### DIRECTIONS FOR THIS TASK
Would you retype all of these records exactly?

### AVAILABLE DATA
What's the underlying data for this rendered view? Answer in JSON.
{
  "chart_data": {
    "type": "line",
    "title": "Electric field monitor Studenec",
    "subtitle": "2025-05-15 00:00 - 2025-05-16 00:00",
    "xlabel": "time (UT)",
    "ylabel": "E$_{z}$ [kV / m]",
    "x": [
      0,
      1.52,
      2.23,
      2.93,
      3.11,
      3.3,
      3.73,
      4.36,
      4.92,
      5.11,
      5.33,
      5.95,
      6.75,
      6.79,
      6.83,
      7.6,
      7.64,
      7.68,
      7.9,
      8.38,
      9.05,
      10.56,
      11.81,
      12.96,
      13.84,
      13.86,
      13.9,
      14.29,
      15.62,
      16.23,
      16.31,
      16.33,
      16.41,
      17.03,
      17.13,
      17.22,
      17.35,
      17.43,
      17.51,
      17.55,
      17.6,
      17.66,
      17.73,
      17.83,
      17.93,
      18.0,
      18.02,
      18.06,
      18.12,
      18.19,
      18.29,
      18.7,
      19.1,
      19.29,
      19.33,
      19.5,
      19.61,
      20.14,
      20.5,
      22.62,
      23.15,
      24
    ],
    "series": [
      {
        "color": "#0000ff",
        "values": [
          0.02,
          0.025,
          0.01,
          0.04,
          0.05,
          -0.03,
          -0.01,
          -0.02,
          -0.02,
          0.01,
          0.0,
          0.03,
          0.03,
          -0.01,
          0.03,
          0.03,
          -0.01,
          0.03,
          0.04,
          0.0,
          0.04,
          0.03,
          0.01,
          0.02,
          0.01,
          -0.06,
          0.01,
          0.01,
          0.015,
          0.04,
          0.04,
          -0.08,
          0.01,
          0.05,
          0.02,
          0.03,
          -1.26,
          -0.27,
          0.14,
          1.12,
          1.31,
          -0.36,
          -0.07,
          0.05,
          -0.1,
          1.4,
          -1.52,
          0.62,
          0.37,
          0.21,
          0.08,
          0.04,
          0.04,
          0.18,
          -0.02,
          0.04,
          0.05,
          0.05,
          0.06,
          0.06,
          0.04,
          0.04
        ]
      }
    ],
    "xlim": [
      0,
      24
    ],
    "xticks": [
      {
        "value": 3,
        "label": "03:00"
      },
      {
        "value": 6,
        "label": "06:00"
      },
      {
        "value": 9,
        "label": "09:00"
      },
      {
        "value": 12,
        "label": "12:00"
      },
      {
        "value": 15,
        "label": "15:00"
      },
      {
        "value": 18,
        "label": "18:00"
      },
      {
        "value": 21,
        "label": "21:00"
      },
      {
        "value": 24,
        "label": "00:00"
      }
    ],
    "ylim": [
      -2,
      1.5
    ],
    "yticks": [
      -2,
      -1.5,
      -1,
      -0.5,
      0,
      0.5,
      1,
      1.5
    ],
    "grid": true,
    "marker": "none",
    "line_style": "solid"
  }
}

### SOLUTION FOR THIS PROBLEM
What's the underlying data for this rendered view? Answer in JSON.
{
  "chart_data": {
    "type": "line",
    "title": "Electric field monitor Studenec",
    "subtitle": "2025-05-15 00:00 - 2025-05-16 00:00",
    "xlabel": "time (UT)",
    "ylabel": "E$_{z}$ [kV / m]",
    "x": [
      0,
      1.52,
      2.23,
      2.93,
      3.11,
      3.3,
      3.73,
      4.36,
      4.92,
      5.11,
      5.33,
      5.95,
      6.75,
      6.79,
      6.83,
      7.6,
      7.64,
      7.68,
      7.9,
      8.38,
      9.05,
      10.56,
      11.81,
      12.96,
      13.84,
      13.86,
      13.9,
      14.29,
      15.62,
      16.23,
      16.31,
      16.33,
      16.41,
      17.03,
      17.13,
      17.22,
      17.35,
      17.43,
      17.51,
      17.55,
      17.6,
      17.66,
      17.73,
      17.83,
      17.93,
      18.0,
      18.02,
      18.06,
      18.12,
      18.19,
      18.29,
      18.7,
      19.1,
      19.29,
      19.33,
      19.5,
      19.61,
      20.14,
      20.5,
      22.62,
      23.15,
      24
    ],
    "series": [
      {
        "color": "#0000ff",
        "values": [
          0.02,
          0.025,
          0.01,
          0.04,
          0.05,
          -0.03,
          -0.01,
          -0.02,
          -0.02,
          0.01,
          0.0,
          0.03,
          0.03,
          -0.01,
          0.03,
          0.03,
          -0.01,
          0.03,
          0.04,
          0.0,
          0.04,
          0.03,
          0.01,
          0.02,
          0.01,
          -0.06,
          0.01,
          0.01,
          0.015,
          0.04,
          0.04,
          -0.08,
          0.01,
          0.05,
          0.02,
          0.03,
          -1.26,
          -0.27,
          0.14,
          1.12,
          1.31,
          -0.36,
          -0.07,
          0.05,
          -0.1,
          1.4,
          -1.52,
          0.62,
          0.37,
          0.21,
          0.08,
          0.04,
          0.04,
          0.18,
          -0.02,
          0.04,
          0.05,
          0.05,
          0.06,
          0.06,
          0.04,
          0.04
        ]
      }
    ],
    "xlim": [
      0,
      24
    ],
    "xticks": [
      {
        "value": 3,
        "label": "03:00"
      },
      {
        "value": 6,
        "label": "06:00"
      },
      {
        "value": 9,
        "label": "09:00"
      },
      {
        "value": 12,
        "label": "12:00"
      },
      {
        "value": 15,
        "label": "15:00"
      },
      {
        "value": 18,
        "label": "18:00"
      },
      {
        "value": 21,
        "label": "21:00"
      },
      {
        "value": 24,
        "label": "00:00"
      }
    ],
    "ylim": [
      -2,
      1.5
    ],
    "yticks": [
      -2,
      -1.5,
      -1,
      -0.5,
      0,
      0.5,
      1,
      1.5
    ],
    "grid": true,
    "marker": "none",
    "line_style": "solid"
  }
}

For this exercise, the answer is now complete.